**Exercise description**
Write every record out again exactly as given.
═════ Task material
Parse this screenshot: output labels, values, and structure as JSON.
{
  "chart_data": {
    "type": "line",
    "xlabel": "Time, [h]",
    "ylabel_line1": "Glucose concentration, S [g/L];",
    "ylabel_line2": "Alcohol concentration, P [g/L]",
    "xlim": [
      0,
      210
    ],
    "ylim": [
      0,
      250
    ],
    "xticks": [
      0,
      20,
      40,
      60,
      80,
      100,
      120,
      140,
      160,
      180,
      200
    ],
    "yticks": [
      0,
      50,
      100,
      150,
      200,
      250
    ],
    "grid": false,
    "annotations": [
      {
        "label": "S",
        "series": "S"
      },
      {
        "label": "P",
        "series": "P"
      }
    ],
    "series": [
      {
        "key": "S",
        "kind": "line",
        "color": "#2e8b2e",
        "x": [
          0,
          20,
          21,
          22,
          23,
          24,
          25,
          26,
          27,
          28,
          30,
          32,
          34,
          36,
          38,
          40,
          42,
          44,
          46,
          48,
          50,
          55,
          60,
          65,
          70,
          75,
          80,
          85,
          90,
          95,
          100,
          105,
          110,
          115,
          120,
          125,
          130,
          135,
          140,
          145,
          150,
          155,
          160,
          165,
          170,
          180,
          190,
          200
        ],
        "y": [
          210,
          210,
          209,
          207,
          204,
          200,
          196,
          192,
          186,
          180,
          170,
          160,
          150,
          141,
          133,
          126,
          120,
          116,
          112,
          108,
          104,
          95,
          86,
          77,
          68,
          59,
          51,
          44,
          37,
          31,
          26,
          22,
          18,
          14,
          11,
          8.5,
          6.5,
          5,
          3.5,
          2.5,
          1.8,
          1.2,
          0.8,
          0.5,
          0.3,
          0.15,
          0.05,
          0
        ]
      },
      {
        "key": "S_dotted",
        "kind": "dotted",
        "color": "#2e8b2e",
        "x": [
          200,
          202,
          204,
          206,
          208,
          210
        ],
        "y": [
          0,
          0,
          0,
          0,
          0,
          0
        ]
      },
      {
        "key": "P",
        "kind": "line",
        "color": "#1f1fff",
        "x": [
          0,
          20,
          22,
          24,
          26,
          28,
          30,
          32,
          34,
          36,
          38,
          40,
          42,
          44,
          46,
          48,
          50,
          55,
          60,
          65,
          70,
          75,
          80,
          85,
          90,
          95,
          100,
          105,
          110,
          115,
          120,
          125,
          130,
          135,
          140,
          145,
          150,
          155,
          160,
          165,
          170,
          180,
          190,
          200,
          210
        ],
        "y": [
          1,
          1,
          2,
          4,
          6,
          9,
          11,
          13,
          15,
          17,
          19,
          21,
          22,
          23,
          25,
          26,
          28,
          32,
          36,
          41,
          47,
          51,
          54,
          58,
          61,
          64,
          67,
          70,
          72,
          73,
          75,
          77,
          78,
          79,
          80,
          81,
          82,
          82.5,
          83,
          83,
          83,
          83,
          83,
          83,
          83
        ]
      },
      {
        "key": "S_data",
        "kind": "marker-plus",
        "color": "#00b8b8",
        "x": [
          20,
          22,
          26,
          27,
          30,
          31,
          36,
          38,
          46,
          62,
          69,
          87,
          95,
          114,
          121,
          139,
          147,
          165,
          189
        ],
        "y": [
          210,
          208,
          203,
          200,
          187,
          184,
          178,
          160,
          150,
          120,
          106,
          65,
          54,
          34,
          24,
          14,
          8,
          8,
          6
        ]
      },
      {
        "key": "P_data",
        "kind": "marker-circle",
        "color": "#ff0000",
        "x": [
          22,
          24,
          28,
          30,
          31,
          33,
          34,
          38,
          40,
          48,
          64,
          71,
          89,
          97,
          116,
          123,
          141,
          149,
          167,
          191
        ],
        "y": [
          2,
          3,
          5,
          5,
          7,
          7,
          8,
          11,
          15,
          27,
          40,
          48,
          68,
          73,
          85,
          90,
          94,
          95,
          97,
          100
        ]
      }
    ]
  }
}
══════════
**Exercise result**
Parse this screenshot: output labels, values, and structure as JSON.
{
  "chart_data": {
    "type": "line",
    "xlabel": "Time, [h]",
    "ylabel_line1": "Glucose concentration, S [g/L];",
    "ylabel_line2": "Alcohol concentration, P [g/L]",
    "xlim": [
      0,
      210
    ],
    "ylim": [
      0,
      250
    ],
    "xticks": [
      0,
      20,
      40,
      60,
      80,
      100,
      120,
      140,
      160,
      180,
      200
    ],
    "yticks": [
      0,
      50,
      100,
      150,
      200,
      250
    ],
    "grid": false,
    "annotations": [
      {
        "label": "S",
        "series": "S"
      },
      {
        "label": "P",
        "series": "P"
      }
    ],
    "series": [
      {
        "key": "S",
        "kind": "line",
        "color": "#2e8b2e",
        "x": [
          0,
          20,
          21,
          22,
          23,
          24,
          25,
          26,
          27,
          28,
          30,
          32,
          34,
          36,
          38,
          40,
          42,
          44,
          46,
          48,
          50,
          55,
          60,
          65,
          70,
          75,
          80,
          85,
          90,
          95,
          100,
          105,
          110,
          115,
          120,
          125,
          130,
          135,
          140,
          145,
          150,
          155,
          160,
          165,
          170,
          180,
          190,
          200
        ],
        "y": [
          210,
          210,
          209,
          207,
          204,
          200,
          196,
          192,
          186,
          180,
          170,
          160,
          150,
          141,
          133,
          126,
          120,
          116,
          112,
          108,
          104,
          95,
          86,
          77,
          68,
          59,
          51,
          44,
          37,
          31,
          26,
          22,
          18,
          14,
          11,
          8.5,
          6.5,
          5,
          3.5,
          2.5,
          1.8,
          1.2,
          0.8,
          0.5,
          0.3,
          0.15,
          0.05,
          0
        ]
      },
      {
        "key": "S_dotted",
        "kind": "dotted",
        "color": "#2e8b2e",
        "x": [
          200,
          202,
          204,
          206,
          208,
          210
        ],
        "y": [
          0,
          0,
          0,
          0,
          0,
          0
        ]
      },
      {
        "key": "P",
        "kind": "line",
        "color": "#1f1fff",
        "x": [
          0,
          20,
          22,
          24,
          26,
          28,
          30,
          32,
          34,
          36,
          38,
          40,
          42,
          44,
          46,
          48,
          50,
          55,
          60,
          65,
          70,
          75,
          80,
          85,
          90,
          95,
          100,
          105,
          110,
          115,
          120,
          125,
          130,
          135,
          140,
          145,
          150,
          155,
          160,
          165,
          170,
          180,
          190,
          200,
          210
        ],
        "y": [
          1,
          1,
          2,
          4,
          6,
          9,
          11,
          13,
          15,
          17,
          19,
          21,
          22,
          23,
          25,
          26,
          28,
          32,
          36,
          41,
          47,
          51,
          54,
          58,
          61,
          64,
          67,
          70,
          72,
          73,
          75,
          77,
          78,
          79,
          80,
          81,
          82,
          82.5,
          83,
          83,
          83,
          83,
          83,
          83,
          83
        ]
      },
      {
        "key": "S_data",
        "kind": "marker-plus",
        "color": "#00b8b8",
        "x": [
          20,
          22,
          26,
          27,
          30,
          31,
          36,
          38,
          46,
          62,
          69,
          87,
          95,
          114,
          121,
          139,
          147,
          165,
          189
        ],
        "y": [
          210,
          208,
          203,
          200,
          187,
          184,
          178,
          160,
          150,
          120,
          106,
          65,
          54,
          34,
          24,
          14,
          8,
          8,
          6
        ]
      },
      {
        "key": "P_data",
        "kind": "marker-circle",
        "color": "#ff0000",
        "x": [
          22,
          24,
          28,
          30,
          31,
          33,
          34,
          38,
          40,
          48,
          64,
          71,
          89,
          97,
          116,
          123,
          141,
          149,
          167,
          191
        ],
        "y": [
          2,
          3,
          5,
          5,
          7,
          7,
          8,
          11,
          15,
          27,
          40,
          48,
          68,
          73,
          85,
          90,
          94,
          95,
          97,
          100
        ]
      }
    ]
  }
}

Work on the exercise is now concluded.